YOUR OBJECTIVE> What follows is a set of entries. Give them again exactly, without the pictures.

EXTRACTED MATERIAL>
※

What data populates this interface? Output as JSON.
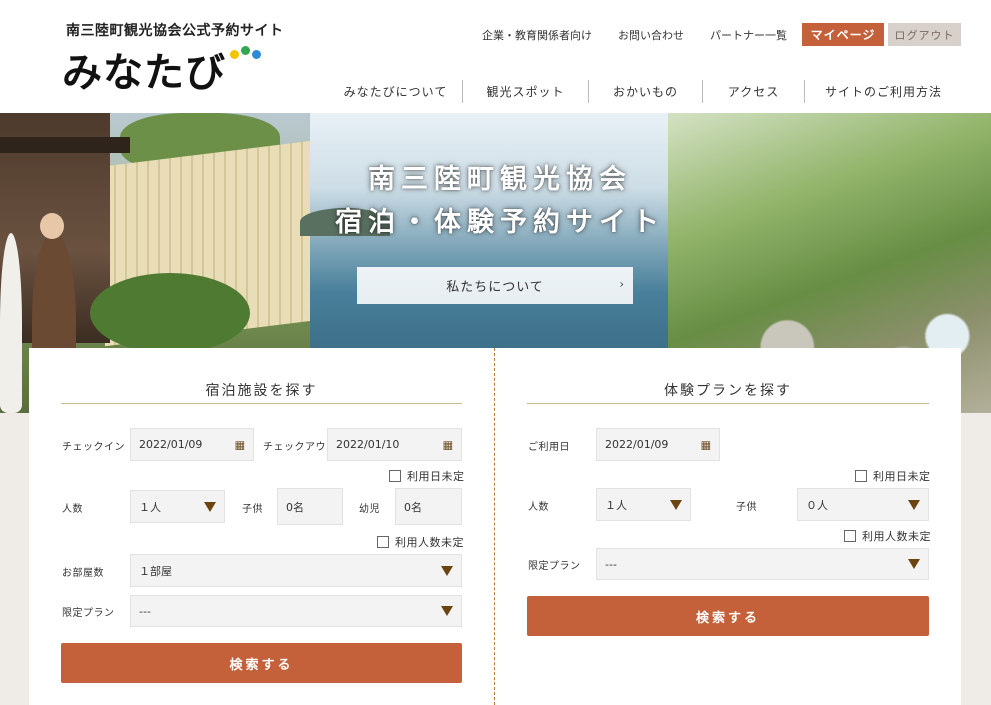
{
  "header": {
    "logo_sub": "南三陸町観光協会公式予約サイト",
    "logo_main": "みなたび",
    "logo_dot_colors": [
      "#f2c400",
      "#2fa84f",
      "#2d8bd6"
    ],
    "top_links": [
      "企業・教育関係者向け",
      "お問い合わせ",
      "パートナー一覧"
    ],
    "mypage_label": "マイページ",
    "logout_label": "ログアウト",
    "nav": [
      "みなたびについて",
      "観光スポット",
      "おかいもの",
      "アクセス",
      "サイトのご利用方法"
    ]
  },
  "hero": {
    "title_line1": "南三陸町観光協会",
    "title_line2": "宿泊・体験予約サイト",
    "button_label": "私たちについて",
    "button_chevron": "›"
  },
  "stay": {
    "title": "宿泊施設を探す",
    "checkin_label": "チェックイン",
    "checkin_value": "2022/01/09",
    "checkout_label": "チェックアウト",
    "checkout_value": "2022/01/10",
    "date_undecided": "利用日未定",
    "people_label": "人数",
    "people_value": "１人",
    "child_label": "子供",
    "child_value": "0名",
    "infant_label": "幼児",
    "infant_value": "0名",
    "people_undecided": "利用人数未定",
    "rooms_label": "お部屋数",
    "rooms_value": "１部屋",
    "plan_label": "限定プラン",
    "plan_value": "---",
    "search_label": "検索する"
  },
  "experience": {
    "title": "体験プランを探す",
    "date_label": "ご利用日",
    "date_value": "2022/01/09",
    "date_undecided": "利用日未定",
    "people_label": "人数",
    "people_value": "１人",
    "child_label": "子供",
    "child_value": "０人",
    "people_undecided": "利用人数未定",
    "plan_label": "限定プラン",
    "plan_value": "---",
    "search_label": "検索する"
  },
  "colors": {
    "accent": "#c4603a",
    "logout_bg": "#d8d0ca",
    "divider": "#b8793c",
    "title_line": "#c9bc8f",
    "arrow": "#6b4410"
  }
}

※

REPLY>
What data populates this interface? Output as JSON.
{
  "header": {
    "logo_sub": "南三陸町観光協会公式予約サイト",
    "logo_main": "みなたび",
    "logo_dot_colors": [
      "#f2c400",
      "#2fa84f",
      "#2d8bd6"
    ],
    "top_links": [
      "企業・教育関係者向け",
      "お問い合わせ",
      "パートナー一覧"
    ],
    "mypage_label": "マイページ",
    "logout_label": "ログアウト",
    "nav": [
      "みなたびについて",
      "観光スポット",
      "おかいもの",
      "アクセス",
      "サイトのご利用方法"
    ]
  },
  "hero": {
    "title_line1": "南三陸町観光協会",
    "title_line2": "宿泊・体験予約サイト",
    "button_label": "私たちについて",
    "button_chevron": "›"
  },
  "stay": {
    "title": "宿泊施設を探す",
    "checkin_label": "チェックイン",
    "checkin_value": "2022/01/09",
    "checkout_label": "チェックアウト",
    "checkout_value": "2022/01/10",
    "date_undecided": "利用日未定",
    "people_label": "人数",
    "people_value": "１人",
    "child_label": "子供",
    "child_value": "0名",
    "infant_label": "幼児",
    "infant_value": "0名",
    "people_undecided": "利用人数未定",
    "rooms_label": "お部屋数",
    "rooms_value": "１部屋",
    "plan_label": "限定プラン",
    "plan_value": "---",
    "search_label": "検索する"
  },
  "experience": {
    "title": "体験プランを探す",
    "date_label": "ご利用日",
    "date_value": "2022/01/09",
    "date_undecided": "利用日未定",
    "people_label": "人数",
    "people_value": "１人",
    "child_label": "子供",
    "child_value": "０人",
    "people_undecided": "利用人数未定",
    "plan_label": "限定プラン",
    "plan_value": "---",
    "search_label": "検索する"
  },
  "colors": {
    "accent": "#c4603a",
    "logout_bg": "#d8d0ca",
    "divider": "#b8793c",
    "title_line": "#c9bc8f",
    "arrow": "#6b4410"
  }
}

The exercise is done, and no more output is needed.